■ **Problem statement**
Your task is to filter the data below down to the lines holding "представленных".
>> Start
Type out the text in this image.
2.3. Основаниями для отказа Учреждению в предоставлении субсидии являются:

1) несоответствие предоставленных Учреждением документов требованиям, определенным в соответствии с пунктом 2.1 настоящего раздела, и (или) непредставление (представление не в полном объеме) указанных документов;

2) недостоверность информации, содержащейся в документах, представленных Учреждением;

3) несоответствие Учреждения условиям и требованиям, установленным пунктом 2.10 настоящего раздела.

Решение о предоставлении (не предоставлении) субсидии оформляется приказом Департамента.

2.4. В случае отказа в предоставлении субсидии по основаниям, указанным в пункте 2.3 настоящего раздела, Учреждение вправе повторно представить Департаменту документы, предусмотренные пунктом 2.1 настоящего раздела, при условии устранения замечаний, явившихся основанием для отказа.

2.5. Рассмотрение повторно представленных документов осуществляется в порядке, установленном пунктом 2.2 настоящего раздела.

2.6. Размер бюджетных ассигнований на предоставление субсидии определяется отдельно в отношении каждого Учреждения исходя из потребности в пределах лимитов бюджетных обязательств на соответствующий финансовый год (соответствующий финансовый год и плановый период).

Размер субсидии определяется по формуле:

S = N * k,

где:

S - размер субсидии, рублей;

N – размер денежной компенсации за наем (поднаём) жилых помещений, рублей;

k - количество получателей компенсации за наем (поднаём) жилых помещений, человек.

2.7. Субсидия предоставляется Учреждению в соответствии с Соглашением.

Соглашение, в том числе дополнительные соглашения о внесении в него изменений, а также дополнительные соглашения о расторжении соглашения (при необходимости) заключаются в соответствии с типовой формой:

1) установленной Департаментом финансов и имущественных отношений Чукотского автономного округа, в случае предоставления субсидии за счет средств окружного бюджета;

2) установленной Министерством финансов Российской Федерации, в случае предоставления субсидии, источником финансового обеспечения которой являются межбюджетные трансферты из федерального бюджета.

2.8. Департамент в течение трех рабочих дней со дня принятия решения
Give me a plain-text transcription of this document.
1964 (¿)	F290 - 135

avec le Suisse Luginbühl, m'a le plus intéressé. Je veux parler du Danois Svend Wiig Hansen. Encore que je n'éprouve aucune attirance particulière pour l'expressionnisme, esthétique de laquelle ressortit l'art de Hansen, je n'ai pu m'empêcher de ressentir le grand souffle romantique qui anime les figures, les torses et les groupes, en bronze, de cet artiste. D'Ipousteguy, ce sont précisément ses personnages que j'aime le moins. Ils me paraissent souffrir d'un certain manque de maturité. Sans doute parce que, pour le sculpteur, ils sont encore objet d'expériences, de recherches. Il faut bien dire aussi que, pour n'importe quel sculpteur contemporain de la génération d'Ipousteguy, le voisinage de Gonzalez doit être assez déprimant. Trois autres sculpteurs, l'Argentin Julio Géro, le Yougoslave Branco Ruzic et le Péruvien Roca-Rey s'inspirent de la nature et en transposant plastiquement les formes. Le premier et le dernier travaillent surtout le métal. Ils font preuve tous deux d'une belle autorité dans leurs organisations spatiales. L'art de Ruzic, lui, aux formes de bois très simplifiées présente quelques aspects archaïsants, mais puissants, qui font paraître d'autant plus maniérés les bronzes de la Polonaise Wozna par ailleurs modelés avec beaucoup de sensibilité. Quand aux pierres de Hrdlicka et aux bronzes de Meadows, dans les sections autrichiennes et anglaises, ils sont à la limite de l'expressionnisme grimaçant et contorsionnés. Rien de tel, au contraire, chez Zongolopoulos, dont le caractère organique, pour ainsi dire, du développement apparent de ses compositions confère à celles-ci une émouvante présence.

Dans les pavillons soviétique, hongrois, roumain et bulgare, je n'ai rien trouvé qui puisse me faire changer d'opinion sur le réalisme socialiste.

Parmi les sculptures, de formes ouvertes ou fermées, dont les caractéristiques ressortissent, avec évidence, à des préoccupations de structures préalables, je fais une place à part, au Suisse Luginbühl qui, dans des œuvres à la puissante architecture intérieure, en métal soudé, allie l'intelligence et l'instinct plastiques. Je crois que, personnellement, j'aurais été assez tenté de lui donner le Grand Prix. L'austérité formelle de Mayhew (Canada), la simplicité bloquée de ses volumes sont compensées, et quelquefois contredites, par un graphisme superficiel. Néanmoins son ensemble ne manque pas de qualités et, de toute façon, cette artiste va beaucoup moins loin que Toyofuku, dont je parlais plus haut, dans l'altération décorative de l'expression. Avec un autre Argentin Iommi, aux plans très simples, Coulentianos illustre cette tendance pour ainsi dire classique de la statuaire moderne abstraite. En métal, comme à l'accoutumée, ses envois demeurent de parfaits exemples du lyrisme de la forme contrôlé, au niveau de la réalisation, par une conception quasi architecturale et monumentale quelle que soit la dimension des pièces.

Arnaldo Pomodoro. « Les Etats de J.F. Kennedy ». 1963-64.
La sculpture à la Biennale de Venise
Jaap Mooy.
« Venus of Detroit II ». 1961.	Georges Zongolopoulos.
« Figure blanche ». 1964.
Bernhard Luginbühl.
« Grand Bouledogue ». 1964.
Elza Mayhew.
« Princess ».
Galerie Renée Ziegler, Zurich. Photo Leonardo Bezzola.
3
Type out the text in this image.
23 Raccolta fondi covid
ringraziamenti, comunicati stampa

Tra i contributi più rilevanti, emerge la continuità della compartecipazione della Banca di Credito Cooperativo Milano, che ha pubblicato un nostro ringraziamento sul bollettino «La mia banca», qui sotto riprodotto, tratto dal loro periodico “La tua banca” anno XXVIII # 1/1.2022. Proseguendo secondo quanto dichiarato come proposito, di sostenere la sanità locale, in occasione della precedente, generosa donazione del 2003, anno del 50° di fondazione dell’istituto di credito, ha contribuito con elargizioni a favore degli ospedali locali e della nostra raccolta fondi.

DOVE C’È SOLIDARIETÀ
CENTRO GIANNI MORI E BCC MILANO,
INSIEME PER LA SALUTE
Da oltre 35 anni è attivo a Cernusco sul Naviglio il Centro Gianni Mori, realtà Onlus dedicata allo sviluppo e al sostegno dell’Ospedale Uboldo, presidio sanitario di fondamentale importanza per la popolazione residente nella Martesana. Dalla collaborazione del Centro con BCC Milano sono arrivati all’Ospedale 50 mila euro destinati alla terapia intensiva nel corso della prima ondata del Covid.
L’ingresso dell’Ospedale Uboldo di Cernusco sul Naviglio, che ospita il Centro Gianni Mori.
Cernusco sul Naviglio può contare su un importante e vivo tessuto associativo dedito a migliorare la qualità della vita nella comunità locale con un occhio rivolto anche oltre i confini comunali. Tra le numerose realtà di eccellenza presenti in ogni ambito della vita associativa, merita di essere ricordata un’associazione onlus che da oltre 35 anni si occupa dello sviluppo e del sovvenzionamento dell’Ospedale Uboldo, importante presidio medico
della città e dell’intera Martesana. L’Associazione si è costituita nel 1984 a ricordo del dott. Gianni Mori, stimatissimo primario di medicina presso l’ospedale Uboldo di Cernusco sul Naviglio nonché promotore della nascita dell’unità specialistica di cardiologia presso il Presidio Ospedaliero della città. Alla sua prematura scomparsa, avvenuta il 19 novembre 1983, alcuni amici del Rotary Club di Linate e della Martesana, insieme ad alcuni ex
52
>> End
■ **Output of the exercise**
2) недостоверность информации, содержащейся в документах, представленных Учреждением;
2.5. Рассмотрение повторно представленных документов осуществляется в порядке, установленном пунктом 2.2 настоящего раздела.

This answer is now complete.